▶ **PROVIDED RECORDS**
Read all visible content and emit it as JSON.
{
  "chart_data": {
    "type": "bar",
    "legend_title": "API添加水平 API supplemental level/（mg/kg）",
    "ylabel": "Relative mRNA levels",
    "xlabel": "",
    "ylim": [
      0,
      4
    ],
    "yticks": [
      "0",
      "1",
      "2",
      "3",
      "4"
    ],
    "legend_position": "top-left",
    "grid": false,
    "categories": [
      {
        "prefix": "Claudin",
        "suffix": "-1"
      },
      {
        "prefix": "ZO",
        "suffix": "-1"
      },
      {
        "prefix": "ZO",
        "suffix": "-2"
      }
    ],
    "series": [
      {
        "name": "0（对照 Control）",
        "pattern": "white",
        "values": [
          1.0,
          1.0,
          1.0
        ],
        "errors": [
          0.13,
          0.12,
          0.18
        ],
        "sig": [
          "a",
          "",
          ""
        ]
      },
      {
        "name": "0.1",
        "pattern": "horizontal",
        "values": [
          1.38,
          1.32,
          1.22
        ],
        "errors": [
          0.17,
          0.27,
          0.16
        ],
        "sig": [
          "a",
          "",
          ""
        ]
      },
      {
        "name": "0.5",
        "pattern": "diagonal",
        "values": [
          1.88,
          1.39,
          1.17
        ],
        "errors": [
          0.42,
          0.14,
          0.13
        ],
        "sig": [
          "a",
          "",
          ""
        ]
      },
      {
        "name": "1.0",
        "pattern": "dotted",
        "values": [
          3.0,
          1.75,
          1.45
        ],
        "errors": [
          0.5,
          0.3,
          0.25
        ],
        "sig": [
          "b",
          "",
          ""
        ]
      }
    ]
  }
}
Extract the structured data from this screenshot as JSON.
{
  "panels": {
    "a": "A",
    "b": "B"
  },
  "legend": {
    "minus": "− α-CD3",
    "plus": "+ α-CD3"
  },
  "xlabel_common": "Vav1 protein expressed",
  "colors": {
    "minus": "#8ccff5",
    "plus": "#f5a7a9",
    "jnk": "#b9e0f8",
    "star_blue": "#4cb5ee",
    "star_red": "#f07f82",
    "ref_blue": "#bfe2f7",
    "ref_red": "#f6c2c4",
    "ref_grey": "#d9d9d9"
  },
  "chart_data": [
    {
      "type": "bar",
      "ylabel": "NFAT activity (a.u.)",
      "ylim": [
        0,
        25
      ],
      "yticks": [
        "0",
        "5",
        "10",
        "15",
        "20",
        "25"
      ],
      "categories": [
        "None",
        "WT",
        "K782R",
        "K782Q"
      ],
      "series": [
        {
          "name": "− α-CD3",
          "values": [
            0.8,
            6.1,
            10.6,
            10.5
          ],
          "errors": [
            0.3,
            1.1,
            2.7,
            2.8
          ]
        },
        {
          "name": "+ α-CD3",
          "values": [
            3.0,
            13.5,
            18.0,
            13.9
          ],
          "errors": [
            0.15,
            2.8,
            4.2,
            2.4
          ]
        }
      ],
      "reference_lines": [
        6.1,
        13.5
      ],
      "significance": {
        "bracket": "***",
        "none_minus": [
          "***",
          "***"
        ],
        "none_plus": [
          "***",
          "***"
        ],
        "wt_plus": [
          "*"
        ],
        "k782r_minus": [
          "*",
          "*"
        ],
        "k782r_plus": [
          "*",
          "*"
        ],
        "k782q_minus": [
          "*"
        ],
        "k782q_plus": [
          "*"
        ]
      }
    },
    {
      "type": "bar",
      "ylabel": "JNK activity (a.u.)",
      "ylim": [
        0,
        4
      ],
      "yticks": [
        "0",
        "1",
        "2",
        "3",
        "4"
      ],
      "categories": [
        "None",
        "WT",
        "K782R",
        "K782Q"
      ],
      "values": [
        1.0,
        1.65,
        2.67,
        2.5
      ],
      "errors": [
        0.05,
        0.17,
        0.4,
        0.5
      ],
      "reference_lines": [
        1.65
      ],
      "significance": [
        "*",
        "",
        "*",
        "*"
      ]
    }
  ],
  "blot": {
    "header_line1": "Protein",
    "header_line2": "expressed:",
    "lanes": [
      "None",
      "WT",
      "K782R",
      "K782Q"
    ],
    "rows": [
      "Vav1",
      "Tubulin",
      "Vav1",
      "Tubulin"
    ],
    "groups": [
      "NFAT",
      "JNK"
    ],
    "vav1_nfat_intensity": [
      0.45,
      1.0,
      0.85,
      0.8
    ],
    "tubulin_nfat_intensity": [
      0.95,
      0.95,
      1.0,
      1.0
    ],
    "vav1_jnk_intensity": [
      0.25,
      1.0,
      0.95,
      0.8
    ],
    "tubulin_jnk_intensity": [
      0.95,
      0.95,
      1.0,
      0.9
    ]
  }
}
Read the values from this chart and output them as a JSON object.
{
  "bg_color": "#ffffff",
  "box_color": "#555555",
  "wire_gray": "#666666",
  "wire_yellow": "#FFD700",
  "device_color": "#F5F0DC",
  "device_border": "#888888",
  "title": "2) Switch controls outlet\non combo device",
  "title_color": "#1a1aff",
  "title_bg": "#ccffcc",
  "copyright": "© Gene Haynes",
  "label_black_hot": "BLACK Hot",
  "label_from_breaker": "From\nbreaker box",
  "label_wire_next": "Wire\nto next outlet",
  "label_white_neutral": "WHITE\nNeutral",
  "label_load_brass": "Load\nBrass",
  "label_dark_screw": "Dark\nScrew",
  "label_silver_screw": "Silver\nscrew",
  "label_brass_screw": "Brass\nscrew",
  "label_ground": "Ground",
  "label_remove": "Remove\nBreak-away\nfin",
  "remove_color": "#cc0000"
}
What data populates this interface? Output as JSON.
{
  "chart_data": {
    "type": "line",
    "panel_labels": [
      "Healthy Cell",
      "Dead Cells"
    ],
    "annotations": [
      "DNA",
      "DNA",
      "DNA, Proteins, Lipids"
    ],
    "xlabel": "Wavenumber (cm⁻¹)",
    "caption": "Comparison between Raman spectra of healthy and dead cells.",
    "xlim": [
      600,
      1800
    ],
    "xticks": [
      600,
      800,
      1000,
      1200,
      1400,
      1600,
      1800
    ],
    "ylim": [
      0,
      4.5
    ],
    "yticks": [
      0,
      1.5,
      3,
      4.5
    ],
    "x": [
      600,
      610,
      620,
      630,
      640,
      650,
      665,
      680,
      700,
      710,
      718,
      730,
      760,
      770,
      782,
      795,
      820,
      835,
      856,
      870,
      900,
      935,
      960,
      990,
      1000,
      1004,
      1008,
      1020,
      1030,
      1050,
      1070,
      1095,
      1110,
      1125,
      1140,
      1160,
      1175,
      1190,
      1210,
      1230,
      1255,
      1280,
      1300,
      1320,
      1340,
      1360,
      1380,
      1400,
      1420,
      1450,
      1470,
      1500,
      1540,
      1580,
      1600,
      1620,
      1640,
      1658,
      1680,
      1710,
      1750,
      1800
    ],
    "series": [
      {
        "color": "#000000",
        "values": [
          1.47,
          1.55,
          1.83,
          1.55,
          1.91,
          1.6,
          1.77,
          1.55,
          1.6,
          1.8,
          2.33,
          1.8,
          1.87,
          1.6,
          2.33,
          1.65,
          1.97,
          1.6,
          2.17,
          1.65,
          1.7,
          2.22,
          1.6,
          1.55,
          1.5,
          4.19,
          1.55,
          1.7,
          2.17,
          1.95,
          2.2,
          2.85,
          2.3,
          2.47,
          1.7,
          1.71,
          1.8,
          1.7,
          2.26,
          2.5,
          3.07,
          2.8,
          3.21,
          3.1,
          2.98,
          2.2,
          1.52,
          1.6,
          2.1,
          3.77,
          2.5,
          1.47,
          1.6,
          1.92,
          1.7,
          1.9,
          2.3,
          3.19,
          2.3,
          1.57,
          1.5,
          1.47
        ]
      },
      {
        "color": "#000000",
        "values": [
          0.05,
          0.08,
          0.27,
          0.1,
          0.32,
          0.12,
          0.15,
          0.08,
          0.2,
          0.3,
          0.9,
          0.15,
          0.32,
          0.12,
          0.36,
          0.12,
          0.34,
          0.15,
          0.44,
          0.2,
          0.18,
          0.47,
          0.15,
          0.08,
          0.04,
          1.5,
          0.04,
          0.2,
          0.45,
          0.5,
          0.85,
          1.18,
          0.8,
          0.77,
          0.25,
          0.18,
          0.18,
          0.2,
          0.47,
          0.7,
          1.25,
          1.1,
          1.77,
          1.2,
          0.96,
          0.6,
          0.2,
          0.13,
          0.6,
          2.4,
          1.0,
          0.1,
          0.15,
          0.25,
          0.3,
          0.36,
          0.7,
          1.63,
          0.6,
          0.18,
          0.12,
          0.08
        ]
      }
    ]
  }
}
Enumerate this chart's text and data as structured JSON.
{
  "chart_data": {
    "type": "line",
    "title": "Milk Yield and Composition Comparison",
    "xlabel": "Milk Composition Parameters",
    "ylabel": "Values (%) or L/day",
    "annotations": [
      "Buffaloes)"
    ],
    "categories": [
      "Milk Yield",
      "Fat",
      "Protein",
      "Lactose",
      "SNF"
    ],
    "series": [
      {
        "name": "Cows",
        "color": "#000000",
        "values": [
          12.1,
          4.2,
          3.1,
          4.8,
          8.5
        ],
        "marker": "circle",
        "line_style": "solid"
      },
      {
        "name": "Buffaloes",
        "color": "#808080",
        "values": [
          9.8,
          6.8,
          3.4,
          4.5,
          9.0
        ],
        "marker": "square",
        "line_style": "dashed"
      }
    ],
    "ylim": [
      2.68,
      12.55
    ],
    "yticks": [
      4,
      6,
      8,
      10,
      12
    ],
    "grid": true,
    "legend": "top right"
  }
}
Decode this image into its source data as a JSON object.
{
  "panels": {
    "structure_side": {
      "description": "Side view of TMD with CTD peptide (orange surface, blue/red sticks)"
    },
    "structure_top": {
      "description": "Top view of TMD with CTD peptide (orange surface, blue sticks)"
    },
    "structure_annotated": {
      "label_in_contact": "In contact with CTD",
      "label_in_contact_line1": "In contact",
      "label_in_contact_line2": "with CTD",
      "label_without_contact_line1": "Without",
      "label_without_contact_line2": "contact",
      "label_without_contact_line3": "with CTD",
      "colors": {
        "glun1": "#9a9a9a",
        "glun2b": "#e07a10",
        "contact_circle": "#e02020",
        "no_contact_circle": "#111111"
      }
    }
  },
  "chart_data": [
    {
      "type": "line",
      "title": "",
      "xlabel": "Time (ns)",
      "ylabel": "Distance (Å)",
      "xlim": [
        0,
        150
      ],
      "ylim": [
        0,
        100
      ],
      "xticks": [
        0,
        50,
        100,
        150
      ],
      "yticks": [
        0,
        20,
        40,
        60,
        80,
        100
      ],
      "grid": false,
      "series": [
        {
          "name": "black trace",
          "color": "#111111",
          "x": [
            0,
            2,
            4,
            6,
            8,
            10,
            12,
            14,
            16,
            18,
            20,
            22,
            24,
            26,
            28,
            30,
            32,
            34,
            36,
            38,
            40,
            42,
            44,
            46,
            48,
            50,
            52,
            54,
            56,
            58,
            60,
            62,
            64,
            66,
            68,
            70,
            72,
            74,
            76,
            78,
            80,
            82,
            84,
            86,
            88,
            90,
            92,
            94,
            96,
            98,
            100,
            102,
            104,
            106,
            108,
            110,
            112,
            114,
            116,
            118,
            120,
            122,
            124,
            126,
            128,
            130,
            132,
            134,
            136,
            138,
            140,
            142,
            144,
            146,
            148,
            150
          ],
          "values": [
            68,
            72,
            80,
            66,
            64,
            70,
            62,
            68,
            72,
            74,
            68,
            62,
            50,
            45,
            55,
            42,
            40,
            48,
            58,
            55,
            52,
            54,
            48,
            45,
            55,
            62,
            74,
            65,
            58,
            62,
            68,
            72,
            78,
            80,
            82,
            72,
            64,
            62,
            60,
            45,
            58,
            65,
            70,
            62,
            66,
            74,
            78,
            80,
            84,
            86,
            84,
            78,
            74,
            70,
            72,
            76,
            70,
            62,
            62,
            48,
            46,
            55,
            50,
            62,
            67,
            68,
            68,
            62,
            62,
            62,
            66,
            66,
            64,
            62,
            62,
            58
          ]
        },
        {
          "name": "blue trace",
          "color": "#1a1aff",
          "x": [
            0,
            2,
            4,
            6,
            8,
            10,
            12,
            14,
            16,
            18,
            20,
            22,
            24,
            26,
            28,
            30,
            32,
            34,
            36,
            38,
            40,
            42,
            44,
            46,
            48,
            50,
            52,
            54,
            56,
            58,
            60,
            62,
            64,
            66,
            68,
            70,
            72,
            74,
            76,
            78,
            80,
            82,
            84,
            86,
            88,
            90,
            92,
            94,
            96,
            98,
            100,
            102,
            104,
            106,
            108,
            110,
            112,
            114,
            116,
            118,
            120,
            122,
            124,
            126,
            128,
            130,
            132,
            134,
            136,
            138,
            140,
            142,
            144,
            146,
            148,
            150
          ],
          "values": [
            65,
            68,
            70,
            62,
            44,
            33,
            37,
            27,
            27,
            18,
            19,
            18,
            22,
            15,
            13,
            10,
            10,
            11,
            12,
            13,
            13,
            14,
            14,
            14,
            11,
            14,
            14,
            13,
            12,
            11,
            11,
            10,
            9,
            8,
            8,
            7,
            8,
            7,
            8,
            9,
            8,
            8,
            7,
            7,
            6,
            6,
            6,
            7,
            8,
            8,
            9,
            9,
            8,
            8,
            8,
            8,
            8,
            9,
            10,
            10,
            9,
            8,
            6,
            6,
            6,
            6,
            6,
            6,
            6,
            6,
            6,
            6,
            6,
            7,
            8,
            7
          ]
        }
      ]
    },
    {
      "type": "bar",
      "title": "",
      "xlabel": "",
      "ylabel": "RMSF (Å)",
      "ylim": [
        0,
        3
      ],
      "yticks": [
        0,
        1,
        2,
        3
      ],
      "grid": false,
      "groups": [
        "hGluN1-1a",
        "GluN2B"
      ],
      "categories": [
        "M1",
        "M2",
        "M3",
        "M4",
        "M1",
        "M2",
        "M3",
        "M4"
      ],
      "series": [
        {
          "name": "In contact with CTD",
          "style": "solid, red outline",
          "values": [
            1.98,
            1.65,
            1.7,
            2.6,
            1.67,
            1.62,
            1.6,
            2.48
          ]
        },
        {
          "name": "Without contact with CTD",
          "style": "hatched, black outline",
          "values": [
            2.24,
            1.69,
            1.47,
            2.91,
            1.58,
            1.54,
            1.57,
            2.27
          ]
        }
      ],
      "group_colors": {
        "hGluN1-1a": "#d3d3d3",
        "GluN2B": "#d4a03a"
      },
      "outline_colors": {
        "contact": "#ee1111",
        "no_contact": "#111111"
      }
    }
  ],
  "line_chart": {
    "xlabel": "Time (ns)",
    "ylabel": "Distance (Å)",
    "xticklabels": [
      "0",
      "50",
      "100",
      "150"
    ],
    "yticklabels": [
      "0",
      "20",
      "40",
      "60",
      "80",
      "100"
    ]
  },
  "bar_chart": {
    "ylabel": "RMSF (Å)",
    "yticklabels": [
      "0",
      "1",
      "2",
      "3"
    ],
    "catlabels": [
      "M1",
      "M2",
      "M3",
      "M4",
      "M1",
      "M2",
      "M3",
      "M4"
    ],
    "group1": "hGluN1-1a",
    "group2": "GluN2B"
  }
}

▶ **EXERCISE BRIEF**
Counting only lines that hold the word "Read", report how many there are in the listing above, as a number alone.

▶ **SOLUTION FOR THIS EXERCISE**
2